» **WORK TO DO**
Report every line in the listing that contains the string "感受母子情深".

» **RECORDS SHOWN**
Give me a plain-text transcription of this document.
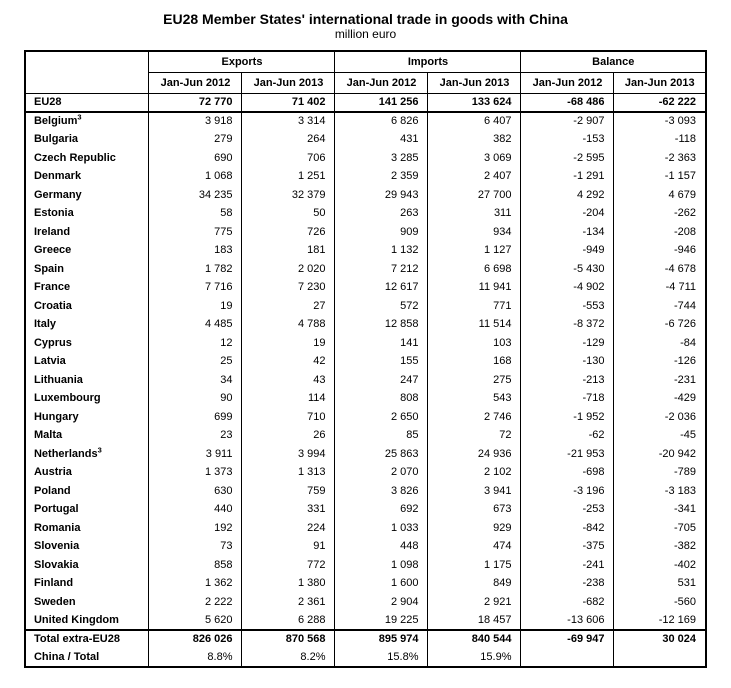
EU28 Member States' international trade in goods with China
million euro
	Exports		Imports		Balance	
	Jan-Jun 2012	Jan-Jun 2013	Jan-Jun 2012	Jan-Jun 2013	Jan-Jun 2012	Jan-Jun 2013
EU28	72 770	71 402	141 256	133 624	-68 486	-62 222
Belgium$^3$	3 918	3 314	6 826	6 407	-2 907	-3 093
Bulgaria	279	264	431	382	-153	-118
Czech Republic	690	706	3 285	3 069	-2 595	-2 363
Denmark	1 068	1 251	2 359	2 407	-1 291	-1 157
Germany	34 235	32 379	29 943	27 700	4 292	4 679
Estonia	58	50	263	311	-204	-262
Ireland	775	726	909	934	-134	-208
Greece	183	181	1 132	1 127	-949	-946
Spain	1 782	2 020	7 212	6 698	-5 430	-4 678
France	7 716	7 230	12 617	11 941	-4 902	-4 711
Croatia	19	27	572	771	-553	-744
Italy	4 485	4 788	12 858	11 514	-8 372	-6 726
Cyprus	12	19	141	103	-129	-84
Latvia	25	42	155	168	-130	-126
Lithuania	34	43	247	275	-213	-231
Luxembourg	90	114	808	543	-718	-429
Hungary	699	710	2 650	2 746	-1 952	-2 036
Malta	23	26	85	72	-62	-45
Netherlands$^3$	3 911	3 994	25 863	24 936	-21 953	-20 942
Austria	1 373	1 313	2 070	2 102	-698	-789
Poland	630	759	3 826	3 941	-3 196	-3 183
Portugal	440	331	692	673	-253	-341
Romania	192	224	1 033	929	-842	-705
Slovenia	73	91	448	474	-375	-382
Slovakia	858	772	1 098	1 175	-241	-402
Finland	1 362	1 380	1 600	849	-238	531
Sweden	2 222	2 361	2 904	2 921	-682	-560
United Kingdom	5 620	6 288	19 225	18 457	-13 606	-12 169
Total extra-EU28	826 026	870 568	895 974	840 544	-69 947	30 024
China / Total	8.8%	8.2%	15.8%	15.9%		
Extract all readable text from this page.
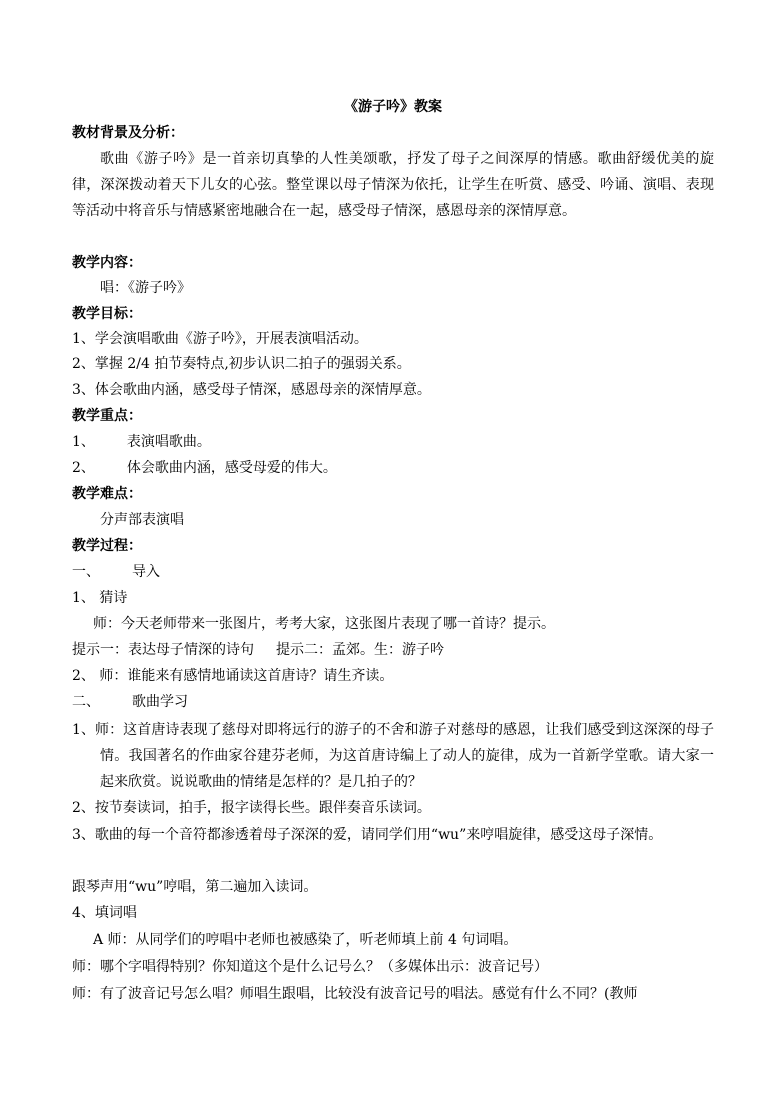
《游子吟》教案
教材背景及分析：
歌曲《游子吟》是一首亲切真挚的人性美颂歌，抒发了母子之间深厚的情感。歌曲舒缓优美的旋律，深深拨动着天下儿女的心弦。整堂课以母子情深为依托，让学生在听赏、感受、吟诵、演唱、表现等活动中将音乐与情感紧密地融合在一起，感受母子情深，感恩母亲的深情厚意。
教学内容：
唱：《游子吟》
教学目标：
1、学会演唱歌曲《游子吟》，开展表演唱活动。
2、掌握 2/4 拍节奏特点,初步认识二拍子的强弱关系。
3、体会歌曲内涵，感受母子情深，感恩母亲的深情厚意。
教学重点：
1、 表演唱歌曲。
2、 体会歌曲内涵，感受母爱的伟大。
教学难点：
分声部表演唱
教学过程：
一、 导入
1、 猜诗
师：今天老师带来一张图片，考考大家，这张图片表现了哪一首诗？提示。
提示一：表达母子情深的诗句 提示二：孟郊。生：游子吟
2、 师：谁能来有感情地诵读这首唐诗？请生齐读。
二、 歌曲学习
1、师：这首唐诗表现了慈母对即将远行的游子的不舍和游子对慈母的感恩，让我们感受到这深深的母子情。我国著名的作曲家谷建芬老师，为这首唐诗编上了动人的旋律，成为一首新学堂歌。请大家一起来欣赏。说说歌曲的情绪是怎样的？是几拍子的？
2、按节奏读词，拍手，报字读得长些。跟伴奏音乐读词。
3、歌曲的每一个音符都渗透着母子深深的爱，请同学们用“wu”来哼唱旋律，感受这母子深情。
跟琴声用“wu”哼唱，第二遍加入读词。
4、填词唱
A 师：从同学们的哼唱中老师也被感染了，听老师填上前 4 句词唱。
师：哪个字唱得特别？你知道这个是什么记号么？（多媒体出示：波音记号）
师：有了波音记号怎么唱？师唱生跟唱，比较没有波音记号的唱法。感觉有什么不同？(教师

...

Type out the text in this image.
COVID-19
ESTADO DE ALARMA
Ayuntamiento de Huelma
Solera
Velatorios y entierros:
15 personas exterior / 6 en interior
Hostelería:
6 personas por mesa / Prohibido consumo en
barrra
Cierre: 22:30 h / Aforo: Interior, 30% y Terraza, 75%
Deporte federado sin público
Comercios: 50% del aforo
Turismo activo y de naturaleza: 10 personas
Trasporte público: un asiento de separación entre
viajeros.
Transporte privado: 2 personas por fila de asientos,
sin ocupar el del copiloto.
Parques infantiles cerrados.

---

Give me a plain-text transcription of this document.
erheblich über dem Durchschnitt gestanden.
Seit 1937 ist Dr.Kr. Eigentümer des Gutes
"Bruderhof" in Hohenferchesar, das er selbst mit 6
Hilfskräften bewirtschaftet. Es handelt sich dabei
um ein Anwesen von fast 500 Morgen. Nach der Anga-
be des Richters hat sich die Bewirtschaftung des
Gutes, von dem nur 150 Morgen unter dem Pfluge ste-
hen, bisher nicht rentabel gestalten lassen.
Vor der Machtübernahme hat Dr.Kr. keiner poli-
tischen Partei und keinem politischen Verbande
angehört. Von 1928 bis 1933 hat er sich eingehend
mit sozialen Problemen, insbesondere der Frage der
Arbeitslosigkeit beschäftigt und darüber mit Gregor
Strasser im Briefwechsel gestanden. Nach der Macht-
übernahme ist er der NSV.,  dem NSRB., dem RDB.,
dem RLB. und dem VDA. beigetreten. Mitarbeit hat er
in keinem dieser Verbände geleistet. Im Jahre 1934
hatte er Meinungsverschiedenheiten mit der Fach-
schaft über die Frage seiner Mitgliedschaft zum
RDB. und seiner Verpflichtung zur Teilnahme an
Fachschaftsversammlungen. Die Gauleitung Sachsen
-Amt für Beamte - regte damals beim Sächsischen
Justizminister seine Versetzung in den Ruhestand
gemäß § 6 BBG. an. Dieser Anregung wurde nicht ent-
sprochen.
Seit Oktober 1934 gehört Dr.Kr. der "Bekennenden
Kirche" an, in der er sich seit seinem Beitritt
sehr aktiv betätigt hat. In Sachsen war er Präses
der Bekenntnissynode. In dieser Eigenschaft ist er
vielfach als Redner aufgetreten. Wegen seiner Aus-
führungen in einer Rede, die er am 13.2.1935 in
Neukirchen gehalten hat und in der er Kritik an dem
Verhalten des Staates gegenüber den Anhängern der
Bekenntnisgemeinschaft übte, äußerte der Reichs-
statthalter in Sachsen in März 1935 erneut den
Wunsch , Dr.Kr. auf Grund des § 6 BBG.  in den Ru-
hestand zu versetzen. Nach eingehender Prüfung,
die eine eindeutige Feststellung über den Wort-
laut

» **WRITTEN REPLY**
歌曲《游子吟》是一首亲切真挚的人性美颂歌，抒发了母子之间深厚的情感。歌曲舒缓优美的旋律，深深拨动着天下儿女的心弦。整堂课以母子情深为依托，让学生在听赏、感受、吟诵、演唱、表现等活动中将音乐与情感紧密地融合在一起，感受母子情深，感恩母亲的深情厚意。
3、体会歌曲内涵，感受母子情深，感恩母亲的深情厚意。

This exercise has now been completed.